[RECORD EXTRACTS]

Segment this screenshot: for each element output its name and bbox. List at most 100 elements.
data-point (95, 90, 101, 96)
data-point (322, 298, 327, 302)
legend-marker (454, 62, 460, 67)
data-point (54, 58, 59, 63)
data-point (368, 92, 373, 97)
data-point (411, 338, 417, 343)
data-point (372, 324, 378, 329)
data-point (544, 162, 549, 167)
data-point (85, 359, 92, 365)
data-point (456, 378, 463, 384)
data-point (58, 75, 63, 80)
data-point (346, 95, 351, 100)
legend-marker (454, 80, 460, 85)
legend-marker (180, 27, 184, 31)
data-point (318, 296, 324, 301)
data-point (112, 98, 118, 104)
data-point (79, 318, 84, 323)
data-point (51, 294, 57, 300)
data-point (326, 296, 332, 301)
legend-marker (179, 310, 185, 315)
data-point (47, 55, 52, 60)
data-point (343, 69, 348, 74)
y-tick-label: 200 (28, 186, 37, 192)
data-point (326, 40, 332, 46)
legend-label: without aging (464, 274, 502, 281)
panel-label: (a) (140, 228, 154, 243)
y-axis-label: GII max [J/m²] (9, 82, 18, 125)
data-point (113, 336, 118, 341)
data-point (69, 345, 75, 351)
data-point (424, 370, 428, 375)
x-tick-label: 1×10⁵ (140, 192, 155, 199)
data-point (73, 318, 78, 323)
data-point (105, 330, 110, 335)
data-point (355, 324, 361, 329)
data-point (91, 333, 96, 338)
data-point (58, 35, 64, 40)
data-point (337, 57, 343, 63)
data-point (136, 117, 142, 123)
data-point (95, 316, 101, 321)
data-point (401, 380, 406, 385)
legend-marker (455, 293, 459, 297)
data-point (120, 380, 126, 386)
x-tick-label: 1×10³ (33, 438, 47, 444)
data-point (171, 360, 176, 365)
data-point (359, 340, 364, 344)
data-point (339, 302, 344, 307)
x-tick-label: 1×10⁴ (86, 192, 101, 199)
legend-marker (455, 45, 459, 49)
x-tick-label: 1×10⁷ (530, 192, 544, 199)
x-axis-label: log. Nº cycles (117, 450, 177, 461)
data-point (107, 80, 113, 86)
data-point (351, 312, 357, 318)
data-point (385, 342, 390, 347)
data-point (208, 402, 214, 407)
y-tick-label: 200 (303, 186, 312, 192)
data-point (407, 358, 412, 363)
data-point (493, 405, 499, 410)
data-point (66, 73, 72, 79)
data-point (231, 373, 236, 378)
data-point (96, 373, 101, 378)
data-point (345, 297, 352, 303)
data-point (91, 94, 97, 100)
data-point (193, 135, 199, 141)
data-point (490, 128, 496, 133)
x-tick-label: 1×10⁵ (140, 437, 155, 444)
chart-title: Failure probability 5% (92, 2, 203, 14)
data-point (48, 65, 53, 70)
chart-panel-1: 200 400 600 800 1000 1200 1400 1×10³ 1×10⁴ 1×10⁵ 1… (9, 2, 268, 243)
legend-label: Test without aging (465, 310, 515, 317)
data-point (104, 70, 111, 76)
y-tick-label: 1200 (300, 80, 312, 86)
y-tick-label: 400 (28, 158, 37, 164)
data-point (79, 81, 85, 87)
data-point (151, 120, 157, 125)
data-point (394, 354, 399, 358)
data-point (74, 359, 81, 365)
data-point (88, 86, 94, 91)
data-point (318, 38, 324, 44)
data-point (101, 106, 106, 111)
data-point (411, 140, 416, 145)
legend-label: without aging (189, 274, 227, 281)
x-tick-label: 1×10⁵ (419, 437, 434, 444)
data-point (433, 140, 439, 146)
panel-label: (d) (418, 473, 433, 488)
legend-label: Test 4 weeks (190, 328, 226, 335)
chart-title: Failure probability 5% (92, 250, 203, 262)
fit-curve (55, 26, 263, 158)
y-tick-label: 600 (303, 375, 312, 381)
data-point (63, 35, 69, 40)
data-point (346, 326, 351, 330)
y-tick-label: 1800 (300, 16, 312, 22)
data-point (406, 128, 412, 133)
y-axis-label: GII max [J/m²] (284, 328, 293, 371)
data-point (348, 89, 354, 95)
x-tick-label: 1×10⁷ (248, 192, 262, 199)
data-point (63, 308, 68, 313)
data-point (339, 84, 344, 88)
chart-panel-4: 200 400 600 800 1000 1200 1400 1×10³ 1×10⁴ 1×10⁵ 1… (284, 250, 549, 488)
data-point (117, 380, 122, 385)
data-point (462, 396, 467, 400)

* * *

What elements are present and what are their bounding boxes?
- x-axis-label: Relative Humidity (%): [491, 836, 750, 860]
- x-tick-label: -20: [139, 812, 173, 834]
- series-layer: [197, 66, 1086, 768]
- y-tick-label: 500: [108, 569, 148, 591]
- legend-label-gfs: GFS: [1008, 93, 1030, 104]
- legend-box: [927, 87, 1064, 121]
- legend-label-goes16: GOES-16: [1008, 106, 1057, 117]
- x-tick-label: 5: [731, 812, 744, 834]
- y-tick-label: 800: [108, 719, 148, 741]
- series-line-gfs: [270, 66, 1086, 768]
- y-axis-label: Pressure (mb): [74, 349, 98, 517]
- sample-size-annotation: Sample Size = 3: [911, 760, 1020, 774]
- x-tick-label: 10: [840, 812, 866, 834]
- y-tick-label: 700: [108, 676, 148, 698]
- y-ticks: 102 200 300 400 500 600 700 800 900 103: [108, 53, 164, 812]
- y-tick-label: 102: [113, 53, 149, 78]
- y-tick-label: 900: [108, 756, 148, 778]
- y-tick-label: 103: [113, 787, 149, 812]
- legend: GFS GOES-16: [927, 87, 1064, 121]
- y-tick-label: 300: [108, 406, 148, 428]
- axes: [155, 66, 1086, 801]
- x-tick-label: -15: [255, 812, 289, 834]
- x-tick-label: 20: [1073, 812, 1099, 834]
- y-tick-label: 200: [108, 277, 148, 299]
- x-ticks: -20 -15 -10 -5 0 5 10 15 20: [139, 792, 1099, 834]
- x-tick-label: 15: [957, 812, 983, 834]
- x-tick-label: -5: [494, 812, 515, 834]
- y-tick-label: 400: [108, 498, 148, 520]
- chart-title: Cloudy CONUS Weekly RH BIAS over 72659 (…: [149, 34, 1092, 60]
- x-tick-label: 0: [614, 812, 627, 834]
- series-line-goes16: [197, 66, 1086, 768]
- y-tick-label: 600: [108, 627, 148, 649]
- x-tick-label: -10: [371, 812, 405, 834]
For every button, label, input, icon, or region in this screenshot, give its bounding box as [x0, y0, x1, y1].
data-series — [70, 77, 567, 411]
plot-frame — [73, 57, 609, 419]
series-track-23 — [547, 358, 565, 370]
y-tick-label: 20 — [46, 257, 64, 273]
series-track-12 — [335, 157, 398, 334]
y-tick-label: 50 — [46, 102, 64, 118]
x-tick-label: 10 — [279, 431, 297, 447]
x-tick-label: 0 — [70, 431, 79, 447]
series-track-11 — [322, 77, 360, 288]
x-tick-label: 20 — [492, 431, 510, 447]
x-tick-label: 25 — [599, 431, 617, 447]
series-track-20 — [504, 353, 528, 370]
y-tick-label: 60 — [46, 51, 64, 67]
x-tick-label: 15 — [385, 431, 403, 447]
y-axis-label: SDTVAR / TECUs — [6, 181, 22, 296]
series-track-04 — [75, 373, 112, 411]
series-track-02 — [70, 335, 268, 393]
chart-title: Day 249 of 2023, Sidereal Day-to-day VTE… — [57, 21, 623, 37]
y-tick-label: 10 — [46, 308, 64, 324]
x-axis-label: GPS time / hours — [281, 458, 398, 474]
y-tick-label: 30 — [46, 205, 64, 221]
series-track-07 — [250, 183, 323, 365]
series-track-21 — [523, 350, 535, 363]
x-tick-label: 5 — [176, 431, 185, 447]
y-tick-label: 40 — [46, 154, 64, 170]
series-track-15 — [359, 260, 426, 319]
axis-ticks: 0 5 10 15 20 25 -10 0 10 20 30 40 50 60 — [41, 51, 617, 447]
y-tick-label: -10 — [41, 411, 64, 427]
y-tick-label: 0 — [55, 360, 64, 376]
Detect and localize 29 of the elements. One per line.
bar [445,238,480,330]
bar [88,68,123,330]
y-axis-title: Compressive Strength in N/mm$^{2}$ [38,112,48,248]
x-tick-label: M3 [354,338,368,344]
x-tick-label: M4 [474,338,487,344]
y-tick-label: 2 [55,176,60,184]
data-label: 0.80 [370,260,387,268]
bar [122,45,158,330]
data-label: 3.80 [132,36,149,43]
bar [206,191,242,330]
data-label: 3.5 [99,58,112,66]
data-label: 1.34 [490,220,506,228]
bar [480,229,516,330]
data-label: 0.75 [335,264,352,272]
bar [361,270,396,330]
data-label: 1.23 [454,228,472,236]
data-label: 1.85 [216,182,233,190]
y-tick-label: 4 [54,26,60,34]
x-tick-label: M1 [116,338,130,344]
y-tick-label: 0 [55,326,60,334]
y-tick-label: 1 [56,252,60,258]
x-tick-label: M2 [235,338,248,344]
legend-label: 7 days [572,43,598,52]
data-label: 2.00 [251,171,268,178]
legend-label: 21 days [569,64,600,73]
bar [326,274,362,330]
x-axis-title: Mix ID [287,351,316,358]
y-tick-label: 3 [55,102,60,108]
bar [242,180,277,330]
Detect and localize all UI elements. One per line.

--

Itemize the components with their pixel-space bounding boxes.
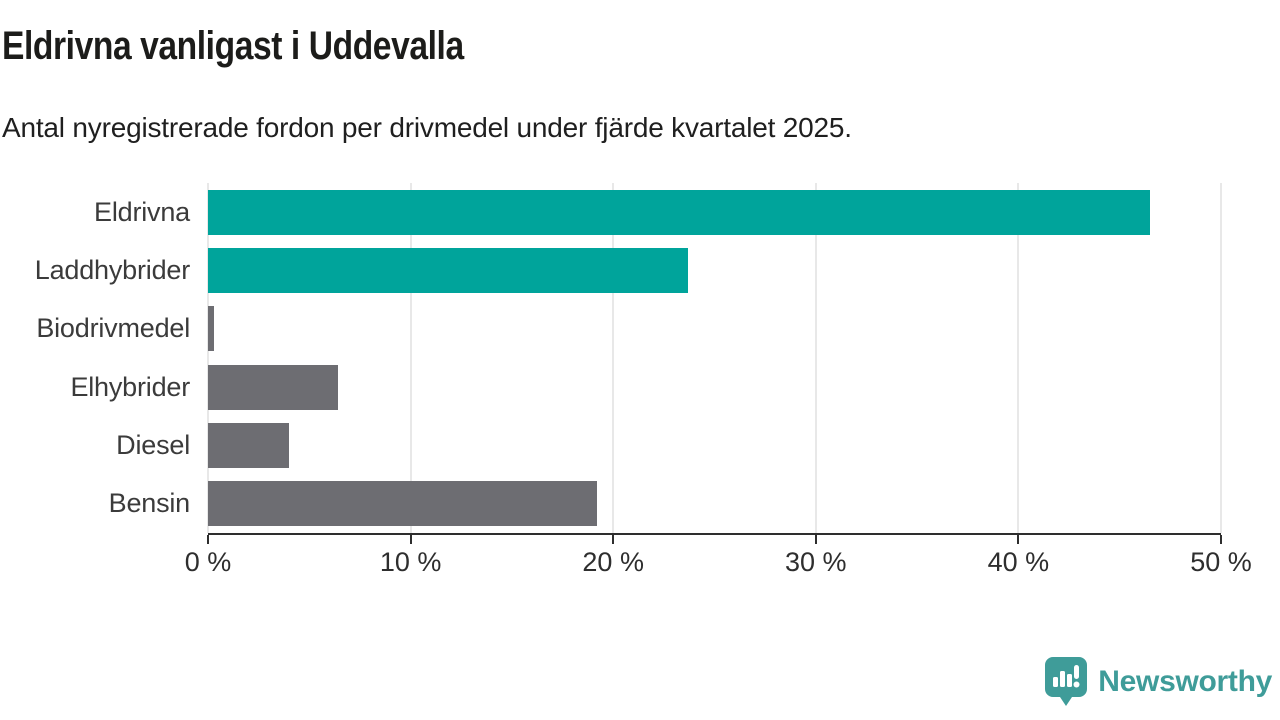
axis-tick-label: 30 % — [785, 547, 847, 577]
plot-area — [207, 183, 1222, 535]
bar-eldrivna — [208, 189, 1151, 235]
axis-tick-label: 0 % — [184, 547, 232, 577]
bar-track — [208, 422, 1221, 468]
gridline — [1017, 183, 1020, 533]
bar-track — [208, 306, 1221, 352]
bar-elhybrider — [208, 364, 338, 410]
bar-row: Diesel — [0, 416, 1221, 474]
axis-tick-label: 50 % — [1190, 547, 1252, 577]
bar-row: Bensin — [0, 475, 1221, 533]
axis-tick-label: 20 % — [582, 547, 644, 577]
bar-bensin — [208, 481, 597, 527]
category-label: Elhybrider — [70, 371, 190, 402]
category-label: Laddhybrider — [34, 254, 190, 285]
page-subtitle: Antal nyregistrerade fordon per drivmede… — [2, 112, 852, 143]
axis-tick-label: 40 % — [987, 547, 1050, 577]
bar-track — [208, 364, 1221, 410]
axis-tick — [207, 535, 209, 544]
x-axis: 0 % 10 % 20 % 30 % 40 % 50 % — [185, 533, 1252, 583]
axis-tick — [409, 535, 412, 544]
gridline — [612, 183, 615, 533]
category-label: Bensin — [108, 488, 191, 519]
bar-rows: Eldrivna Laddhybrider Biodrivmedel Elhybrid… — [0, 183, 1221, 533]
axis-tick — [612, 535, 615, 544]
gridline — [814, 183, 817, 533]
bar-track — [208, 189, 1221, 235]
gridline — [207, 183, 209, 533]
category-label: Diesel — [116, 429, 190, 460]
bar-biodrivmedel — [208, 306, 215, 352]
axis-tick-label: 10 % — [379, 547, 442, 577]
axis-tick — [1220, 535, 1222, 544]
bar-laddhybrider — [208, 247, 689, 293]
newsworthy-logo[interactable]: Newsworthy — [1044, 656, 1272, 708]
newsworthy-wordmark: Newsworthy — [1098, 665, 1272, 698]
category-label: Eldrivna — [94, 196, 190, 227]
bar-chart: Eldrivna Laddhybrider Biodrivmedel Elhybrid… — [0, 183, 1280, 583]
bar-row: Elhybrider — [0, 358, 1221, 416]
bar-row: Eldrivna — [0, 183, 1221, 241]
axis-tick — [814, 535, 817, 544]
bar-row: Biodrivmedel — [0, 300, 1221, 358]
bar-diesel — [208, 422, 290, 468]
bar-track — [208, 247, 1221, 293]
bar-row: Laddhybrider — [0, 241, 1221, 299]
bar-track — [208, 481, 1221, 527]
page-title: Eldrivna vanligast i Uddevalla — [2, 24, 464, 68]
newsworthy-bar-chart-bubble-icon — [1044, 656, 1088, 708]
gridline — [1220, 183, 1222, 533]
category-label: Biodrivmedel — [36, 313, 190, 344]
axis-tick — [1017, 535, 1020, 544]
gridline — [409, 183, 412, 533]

[WHAT TO WORK ON] Can you print the material from the line containing "Segment this screenshot: for" through the line containing "data-point (326, 40, 332, 46)", both included, with every line reproduced character for character?

[SOLUTION BELOW]
Segment this screenshot: for each element output its name and bbox. List at most 100 elements.
data-point (95, 90, 101, 96)
data-point (322, 298, 327, 302)
legend-marker (454, 62, 460, 67)
data-point (54, 58, 59, 63)
data-point (368, 92, 373, 97)
data-point (411, 338, 417, 343)
data-point (372, 324, 378, 329)
data-point (544, 162, 549, 167)
data-point (85, 359, 92, 365)
data-point (456, 378, 463, 384)
data-point (58, 75, 63, 80)
data-point (346, 95, 351, 100)
legend-marker (454, 80, 460, 85)
legend-marker (180, 27, 184, 31)
data-point (318, 296, 324, 301)
data-point (112, 98, 118, 104)
data-point (79, 318, 84, 323)
data-point (51, 294, 57, 300)
data-point (326, 296, 332, 301)
legend-marker (179, 310, 185, 315)
data-point (47, 55, 52, 60)
data-point (343, 69, 348, 74)
y-tick-label: 200 (28, 186, 37, 192)
data-point (326, 40, 332, 46)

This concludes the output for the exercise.